[Short problem] Without the pictures, can you quote each line below exactly?

[Input for this task]

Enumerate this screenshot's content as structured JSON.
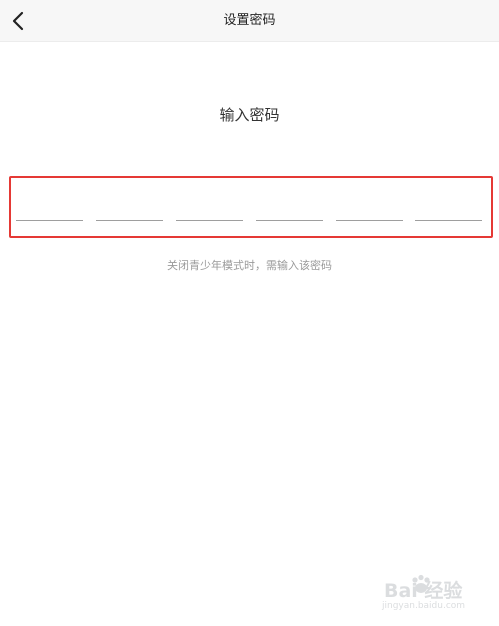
{
  "header": {
    "title": "设置密码",
    "back_icon": "chevron-left-icon"
  },
  "main": {
    "prompt": "输入密码",
    "password_slots": [
      "",
      "",
      "",
      "",
      "",
      ""
    ],
    "hint": "关闭青少年模式时，需输入该密码"
  },
  "watermark": {
    "main": "Bai 经验",
    "sub": "jingyan.baidu.com"
  },
  "colors": {
    "highlight": "#e53935",
    "nav_background": "#f7f7f7",
    "hint_text": "#9a9a9a"
  }
}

[Response to this task]
Enumerate this screenshot's content as structured JSON.
{
  "header": {
    "title": "设置密码",
    "back_icon": "chevron-left-icon"
  },
  "main": {
    "prompt": "输入密码",
    "password_slots": [
      "",
      "",
      "",
      "",
      "",
      ""
    ],
    "hint": "关闭青少年模式时，需输入该密码"
  },
  "watermark": {
    "main": "Bai 经验",
    "sub": "jingyan.baidu.com"
  },
  "colors": {
    "highlight": "#e53935",
    "nav_background": "#f7f7f7",
    "hint_text": "#9a9a9a"
  }
}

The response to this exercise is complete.